Figure contents as structured data
########################################

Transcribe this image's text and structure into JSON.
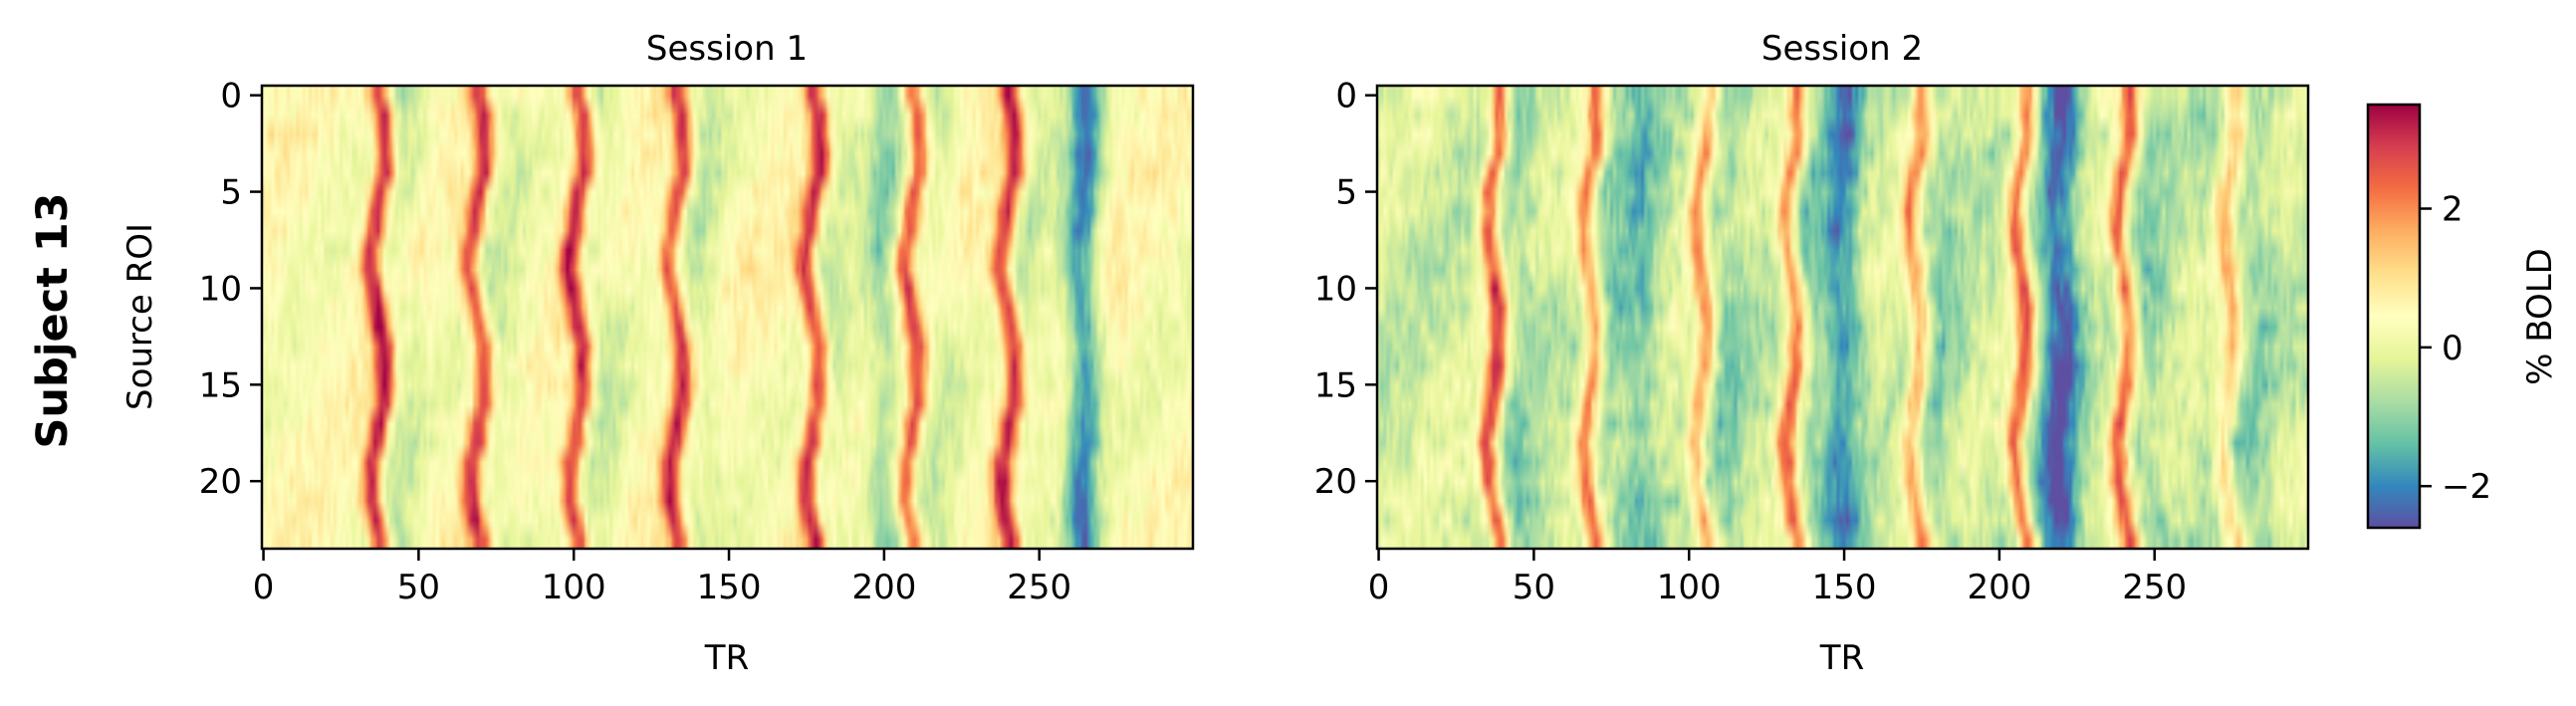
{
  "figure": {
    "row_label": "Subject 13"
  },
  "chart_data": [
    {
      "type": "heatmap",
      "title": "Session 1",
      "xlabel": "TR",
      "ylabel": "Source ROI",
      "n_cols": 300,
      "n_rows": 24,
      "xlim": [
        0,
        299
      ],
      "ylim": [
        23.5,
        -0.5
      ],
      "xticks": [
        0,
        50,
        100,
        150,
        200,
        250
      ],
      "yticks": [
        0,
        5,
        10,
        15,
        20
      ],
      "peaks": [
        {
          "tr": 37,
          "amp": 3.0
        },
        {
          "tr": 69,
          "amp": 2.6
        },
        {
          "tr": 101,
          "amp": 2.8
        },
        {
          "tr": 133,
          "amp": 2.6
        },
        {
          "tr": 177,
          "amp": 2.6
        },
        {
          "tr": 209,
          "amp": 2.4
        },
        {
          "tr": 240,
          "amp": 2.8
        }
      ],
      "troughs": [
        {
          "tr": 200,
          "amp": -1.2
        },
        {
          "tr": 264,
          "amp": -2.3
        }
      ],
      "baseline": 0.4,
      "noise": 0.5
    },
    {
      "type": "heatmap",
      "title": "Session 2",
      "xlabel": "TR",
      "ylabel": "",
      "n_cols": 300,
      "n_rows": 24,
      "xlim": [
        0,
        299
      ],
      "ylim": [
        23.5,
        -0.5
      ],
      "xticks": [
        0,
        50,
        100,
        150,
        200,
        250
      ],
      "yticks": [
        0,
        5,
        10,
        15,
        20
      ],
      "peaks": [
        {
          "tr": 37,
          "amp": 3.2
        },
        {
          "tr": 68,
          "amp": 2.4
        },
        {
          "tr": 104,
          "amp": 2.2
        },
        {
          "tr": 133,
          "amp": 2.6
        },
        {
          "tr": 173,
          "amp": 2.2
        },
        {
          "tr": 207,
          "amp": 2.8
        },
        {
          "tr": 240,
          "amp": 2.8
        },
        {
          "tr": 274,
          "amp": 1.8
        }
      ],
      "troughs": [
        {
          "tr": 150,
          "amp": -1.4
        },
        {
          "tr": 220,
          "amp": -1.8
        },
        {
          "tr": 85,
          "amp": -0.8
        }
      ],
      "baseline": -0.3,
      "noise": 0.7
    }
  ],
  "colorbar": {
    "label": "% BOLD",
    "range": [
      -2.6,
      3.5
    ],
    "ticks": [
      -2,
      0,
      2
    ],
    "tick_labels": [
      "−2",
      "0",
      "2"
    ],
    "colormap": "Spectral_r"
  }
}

########################################

Your task is to return the entries above exactly, with no pictures.

Response
Transcribe this image's text and structure into JSON.
{
  "figure": {
    "row_label": "Subject 13"
  },
  "chart_data": [
    {
      "type": "heatmap",
      "title": "Session 1",
      "xlabel": "TR",
      "ylabel": "Source ROI",
      "n_cols": 300,
      "n_rows": 24,
      "xlim": [
        0,
        299
      ],
      "ylim": [
        23.5,
        -0.5
      ],
      "xticks": [
        0,
        50,
        100,
        150,
        200,
        250
      ],
      "yticks": [
        0,
        5,
        10,
        15,
        20
      ],
      "peaks": [
        {
          "tr": 37,
          "amp": 3.0
        },
        {
          "tr": 69,
          "amp": 2.6
        },
        {
          "tr": 101,
          "amp": 2.8
        },
        {
          "tr": 133,
          "amp": 2.6
        },
        {
          "tr": 177,
          "amp": 2.6
        },
        {
          "tr": 209,
          "amp": 2.4
        },
        {
          "tr": 240,
          "amp": 2.8
        }
      ],
      "troughs": [
        {
          "tr": 200,
          "amp": -1.2
        },
        {
          "tr": 264,
          "amp": -2.3
        }
      ],
      "baseline": 0.4,
      "noise": 0.5
    },
    {
      "type": "heatmap",
      "title": "Session 2",
      "xlabel": "TR",
      "ylabel": "",
      "n_cols": 300,
      "n_rows": 24,
      "xlim": [
        0,
        299
      ],
      "ylim": [
        23.5,
        -0.5
      ],
      "xticks": [
        0,
        50,
        100,
        150,
        200,
        250
      ],
      "yticks": [
        0,
        5,
        10,
        15,
        20
      ],
      "peaks": [
        {
          "tr": 37,
          "amp": 3.2
        },
        {
          "tr": 68,
          "amp": 2.4
        },
        {
          "tr": 104,
          "amp": 2.2
        },
        {
          "tr": 133,
          "amp": 2.6
        },
        {
          "tr": 173,
          "amp": 2.2
        },
        {
          "tr": 207,
          "amp": 2.8
        },
        {
          "tr": 240,
          "amp": 2.8
        },
        {
          "tr": 274,
          "amp": 1.8
        }
      ],
      "troughs": [
        {
          "tr": 150,
          "amp": -1.4
        },
        {
          "tr": 220,
          "amp": -1.8
        },
        {
          "tr": 85,
          "amp": -0.8
        }
      ],
      "baseline": -0.3,
      "noise": 0.7
    }
  ],
  "colorbar": {
    "label": "% BOLD",
    "range": [
      -2.6,
      3.5
    ],
    "ticks": [
      -2,
      0,
      2
    ],
    "tick_labels": [
      "−2",
      "0",
      "2"
    ],
    "colormap": "Spectral_r"
  }
}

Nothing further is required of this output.